_WHAT IS BEING ASKED:_
Omit the pictures, then reproduce every remaining record exactly.

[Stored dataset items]
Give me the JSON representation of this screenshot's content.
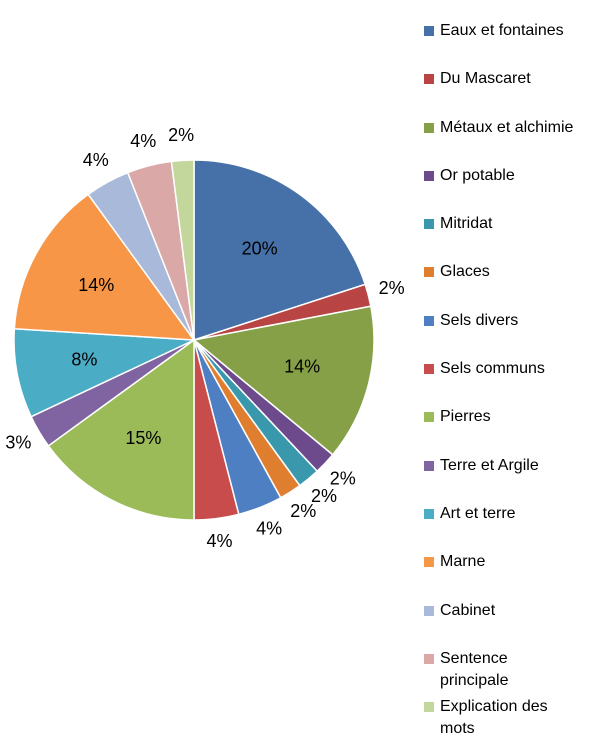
{
  "chart_data": {
    "type": "pie",
    "categories": [
      "Eaux et fontaines",
      "Du Mascaret",
      "Métaux et alchimie",
      "Or potable",
      "Mitridat",
      "Glaces",
      "Sels divers",
      "Sels communs",
      "Pierres",
      "Terre et Argile",
      "Art et terre",
      "Marne",
      "Cabinet",
      "Sentence principale",
      "Explication des mots"
    ],
    "values": [
      20,
      2,
      14,
      2,
      2,
      2,
      4,
      4,
      15,
      3,
      8,
      14,
      4,
      4,
      2
    ],
    "value_labels": [
      "20%",
      "2%",
      "14%",
      "2%",
      "2%",
      "2%",
      "4%",
      "4%",
      "15%",
      "3%",
      "8%",
      "14%",
      "4%",
      "4%",
      "2%"
    ],
    "colors": [
      "#4570a8",
      "#b94444",
      "#85a046",
      "#6c4a8c",
      "#3a98ad",
      "#e07e30",
      "#4f7fc3",
      "#c94c4c",
      "#9bbb59",
      "#8064a2",
      "#4bacc6",
      "#f79646",
      "#a9b9d9",
      "#dba8a8",
      "#c3d69b"
    ],
    "legend": "right"
  }
}
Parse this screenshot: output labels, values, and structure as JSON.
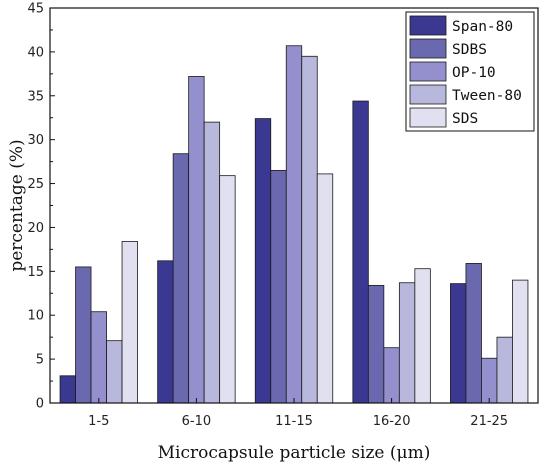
{
  "chart_data": {
    "type": "bar",
    "title": "",
    "xlabel": "Microcapsule particle size (μm)",
    "ylabel": "percentage (%)",
    "ylim": [
      0,
      45
    ],
    "yticks": [
      0,
      5,
      10,
      15,
      20,
      25,
      30,
      35,
      40,
      45
    ],
    "categories": [
      "1-5",
      "6-10",
      "11-15",
      "16-20",
      "21-25"
    ],
    "series": [
      {
        "name": "Span-80",
        "color": "#3b3892",
        "values": [
          3.1,
          16.2,
          32.4,
          34.4,
          13.6
        ]
      },
      {
        "name": "SDBS",
        "color": "#6a69b0",
        "values": [
          15.5,
          28.4,
          26.5,
          13.4,
          15.9
        ]
      },
      {
        "name": "OP-10",
        "color": "#9390cd",
        "values": [
          10.4,
          37.2,
          40.7,
          6.3,
          5.1
        ]
      },
      {
        "name": "Tween-80",
        "color": "#b8b7dc",
        "values": [
          7.1,
          32.0,
          39.5,
          13.7,
          7.5
        ]
      },
      {
        "name": "SDS",
        "color": "#e1e0f1",
        "values": [
          18.4,
          25.9,
          26.1,
          15.3,
          14.0
        ]
      }
    ],
    "grid": false,
    "legend_position": "top-right"
  }
}
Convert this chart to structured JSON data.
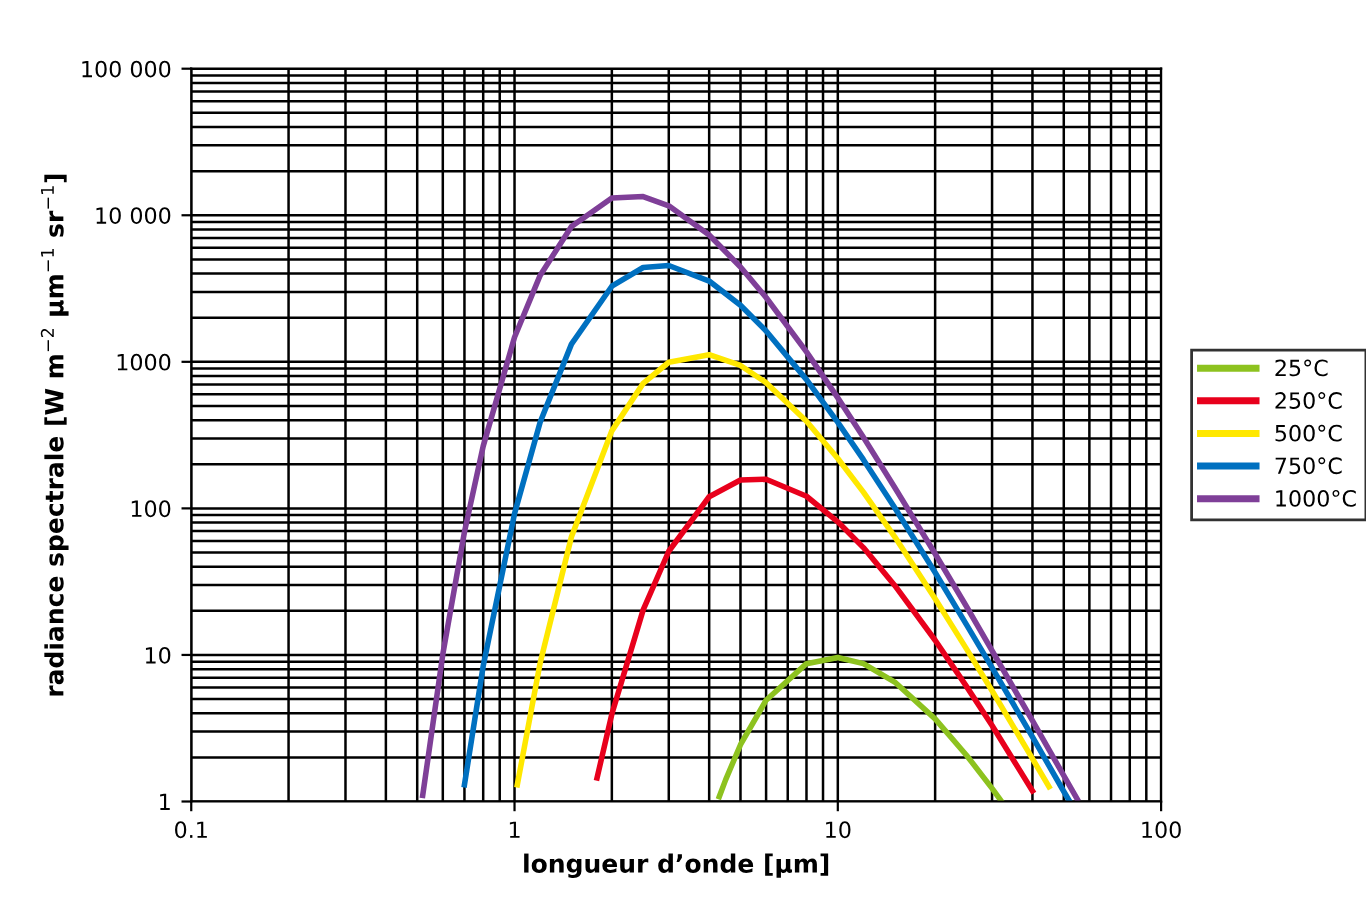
{
  "chart_data": {
    "type": "line",
    "xlabel": "longueur d’onde [µm]",
    "ylabel": "radiance spectrale [W m$^{−2}$ µm$^{−1}$ sr$^{−1}$]",
    "log": "xy",
    "grid": true,
    "legend": "right",
    "line_style": "solid",
    "marker": "none",
    "xlim": [
      0.1,
      100
    ],
    "xticks": [
      0.1,
      1,
      10,
      100
    ],
    "ylim": [
      1,
      100000
    ],
    "yticks": [
      1,
      10,
      100,
      1000,
      {
        "value": 10000,
        "label": "10 000"
      },
      {
        "value": 100000,
        "label": "100 000"
      }
    ],
    "series": [
      {
        "name": "25°C",
        "color": "#8dc21f",
        "x": [
          4.3,
          4.5,
          5,
          6,
          8,
          10,
          12,
          15,
          20,
          25,
          30,
          32
        ],
        "values": [
          1.08,
          1.41,
          2.44,
          4.91,
          8.72,
          9.6,
          8.72,
          6.53,
          3.66,
          2.07,
          1.23,
          1.01
        ]
      },
      {
        "name": "250°C",
        "color": "#e8001c",
        "x": [
          1.8,
          2,
          2.5,
          3,
          4,
          5,
          6,
          8,
          10,
          12,
          15,
          20,
          25,
          30,
          40
        ],
        "values": [
          1.45,
          3.95,
          20.3,
          51,
          120,
          156,
          158,
          121,
          81,
          54,
          29.8,
          12.6,
          6.1,
          3.3,
          1.18
        ]
      },
      {
        "name": "500°C",
        "color": "#ffe800",
        "x": [
          1.02,
          1.2,
          1.5,
          2,
          2.5,
          3,
          4,
          5,
          6,
          8,
          10,
          12,
          15,
          20,
          25,
          30,
          40,
          45
        ],
        "values": [
          1.3,
          8.8,
          64,
          338,
          713,
          993,
          1119,
          944,
          721,
          393,
          219,
          129,
          64,
          24.2,
          11,
          5.7,
          1.96,
          1.26
        ]
      },
      {
        "name": "750°C",
        "color": "#0070c0",
        "x": [
          0.7,
          0.8,
          1,
          1.2,
          1.5,
          2,
          2.5,
          3,
          4,
          5,
          6,
          8,
          10,
          12,
          15,
          20,
          25,
          30,
          40,
          50,
          52
        ],
        "values": [
          1.3,
          8.4,
          92,
          387,
          1321,
          3279,
          4401,
          4542,
          3556,
          2431,
          1625,
          756,
          386,
          215,
          101,
          36.5,
          16.1,
          8.2,
          2.76,
          1.17,
          1.01
        ]
      },
      {
        "name": "1000°C",
        "color": "#7f3f98",
        "x": [
          0.52,
          0.6,
          0.7,
          0.8,
          1,
          1.2,
          1.5,
          2,
          2.5,
          3,
          4,
          5,
          6,
          8,
          10,
          12,
          15,
          20,
          25,
          30,
          40,
          50,
          55
        ],
        "values": [
          1.1,
          10.1,
          69,
          266,
          1472,
          3886,
          8376,
          13129,
          13417,
          11597,
          7328,
          4439,
          2746,
          1170,
          568,
          306,
          139,
          49,
          21.4,
          10.7,
          3.56,
          1.5,
          1.04
        ]
      }
    ]
  }
}
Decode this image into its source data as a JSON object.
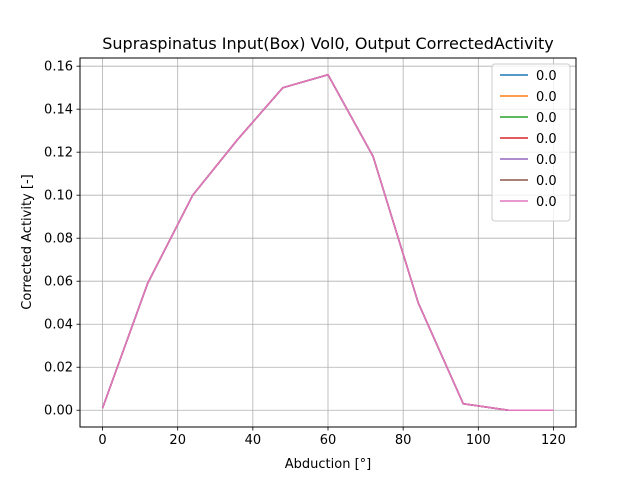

_RESPONSE FOR THIS EXERCISE:_
Give me the JSON representation of this screenshot's content.
{
  "chart_data": {
    "type": "pie",
    "categories": [
      "Eaux et fontaines",
      "Du Mascaret",
      "Métaux et alchimie",
      "Or potable",
      "Mitridat",
      "Glaces",
      "Sels divers",
      "Sels communs",
      "Pierres",
      "Terre et Argile",
      "Art et terre",
      "Marne",
      "Cabinet",
      "Sentence principale",
      "Explication des mots"
    ],
    "values": [
      20,
      2,
      14,
      2,
      2,
      2,
      4,
      4,
      15,
      3,
      8,
      14,
      4,
      4,
      2
    ],
    "value_labels": [
      "20%",
      "2%",
      "14%",
      "2%",
      "2%",
      "2%",
      "4%",
      "4%",
      "15%",
      "3%",
      "8%",
      "14%",
      "4%",
      "4%",
      "2%"
    ],
    "colors": [
      "#4570a8",
      "#b94444",
      "#85a046",
      "#6c4a8c",
      "#3a98ad",
      "#e07e30",
      "#4f7fc3",
      "#c94c4c",
      "#9bbb59",
      "#8064a2",
      "#4bacc6",
      "#f79646",
      "#a9b9d9",
      "#dba8a8",
      "#c3d69b"
    ],
    "legend": "right"
  }
}
Parse this screenshot: output labels, values, and structure as JSON.
{
  "chart_data": {
    "type": "bar",
    "title": "",
    "xlabel": "Microcapsule particle size (μm)",
    "ylabel": "percentage (%)",
    "ylim": [
      0,
      45
    ],
    "yticks": [
      0,
      5,
      10,
      15,
      20,
      25,
      30,
      35,
      40,
      45
    ],
    "categories": [
      "1-5",
      "6-10",
      "11-15",
      "16-20",
      "21-25"
    ],
    "series": [
      {
        "name": "Span-80",
        "color": "#3b3892",
        "values": [
          3.1,
          16.2,
          32.4,
          34.4,
          13.6
        ]
      },
      {
        "name": "SDBS",
        "color": "#6a69b0",
        "values": [
          15.5,
          28.4,
          26.5,
          13.4,
          15.9
        ]
      },
      {
        "name": "OP-10",
        "color": "#9390cd",
        "values": [
          10.4,
          37.2,
          40.7,
          6.3,
          5.1
        ]
      },
      {
        "name": "Tween-80",
        "color": "#b8b7dc",
        "values": [
          7.1,
          32.0,
          39.5,
          13.7,
          7.5
        ]
      },
      {
        "name": "SDS",
        "color": "#e1e0f1",
        "values": [
          18.4,
          25.9,
          26.1,
          15.3,
          14.0
        ]
      }
    ],
    "grid": false,
    "legend_position": "top-right"
  }
}
Convert this chart to structured JSON data.
{
  "chart_data": {
    "type": "line",
    "xlabel": "longueur d’onde [µm]",
    "ylabel": "radiance spectrale [W m$^{−2}$ µm$^{−1}$ sr$^{−1}$]",
    "log": "xy",
    "grid": true,
    "legend": "right",
    "line_style": "solid",
    "marker": "none",
    "xlim": [
      0.1,
      100
    ],
    "xticks": [
      0.1,
      1,
      10,
      100
    ],
    "ylim": [
      1,
      100000
    ],
    "yticks": [
      1,
      10,
      100,
      1000,
      {
        "value": 10000,
        "label": "10 000"
      },
      {
        "value": 100000,
        "label": "100 000"
      }
    ],
    "series": [
      {
        "name": "25°C",
        "color": "#8dc21f",
        "x": [
          4.3,
          4.5,
          5,
          6,
          8,
          10,
          12,
          15,
          20,
          25,
          30,
          32
        ],
        "values": [
          1.08,
          1.41,
          2.44,
          4.91,
          8.72,
          9.6,
          8.72,
          6.53,
          3.66,
          2.07,
          1.23,
          1.01
        ]
      },
      {
        "name": "250°C",
        "color": "#e8001c",
        "x": [
          1.8,
          2,
          2.5,
          3,
          4,
          5,
          6,
          8,
          10,
          12,
          15,
          20,
          25,
          30,
          40
        ],
        "values": [
          1.45,
          3.95,
          20.3,
          51,
          120,
          156,
          158,
          121,
          81,
          54,
          29.8,
          12.6,
          6.1,
          3.3,
          1.18
        ]
      },
      {
        "name": "500°C",
        "color": "#ffe800",
        "x": [
          1.02,
          1.2,
          1.5,
          2,
          2.5,
          3,
          4,
          5,
          6,
          8,
          10,
          12,
          15,
          20,
          25,
          30,
          40,
          45
        ],
        "values": [
          1.3,
          8.8,
          64,
          338,
          713,
          993,
          1119,
          944,
          721,
          393,
          219,
          129,
          64,
          24.2,
          11,
          5.7,
          1.96,
          1.26
        ]
      },
      {
        "name": "750°C",
        "color": "#0070c0",
        "x": [
          0.7,
          0.8,
          1,
          1.2,
          1.5,
          2,
          2.5,
          3,
          4,
          5,
          6,
          8,
          10,
          12,
          15,
          20,
          25,
          30,
          40,
          50,
          52
        ],
        "values": [
          1.3,
          8.4,
          92,
          387,
          1321,
          3279,
          4401,
          4542,
          3556,
          2431,
          1625,
          756,
          386,
          215,
          101,
          36.5,
          16.1,
          8.2,
          2.76,
          1.17,
          1.01
        ]
      },
      {
        "name": "1000°C",
        "color": "#7f3f98",
        "x": [
          0.52,
          0.6,
          0.7,
          0.8,
          1,
          1.2,
          1.5,
          2,
          2.5,
          3,
          4,
          5,
          6,
          8,
          10,
          12,
          15,
          20,
          25,
          30,
          40,
          50,
          55
        ],
        "values": [
          1.1,
          10.1,
          69,
          266,
          1472,
          3886,
          8376,
          13129,
          13417,
          11597,
          7328,
          4439,
          2746,
          1170,
          568,
          306,
          139,
          49,
          21.4,
          10.7,
          3.56,
          1.5,
          1.04
        ]
      }
    ]
  }
}
Decode this image into its source data as a JSON object.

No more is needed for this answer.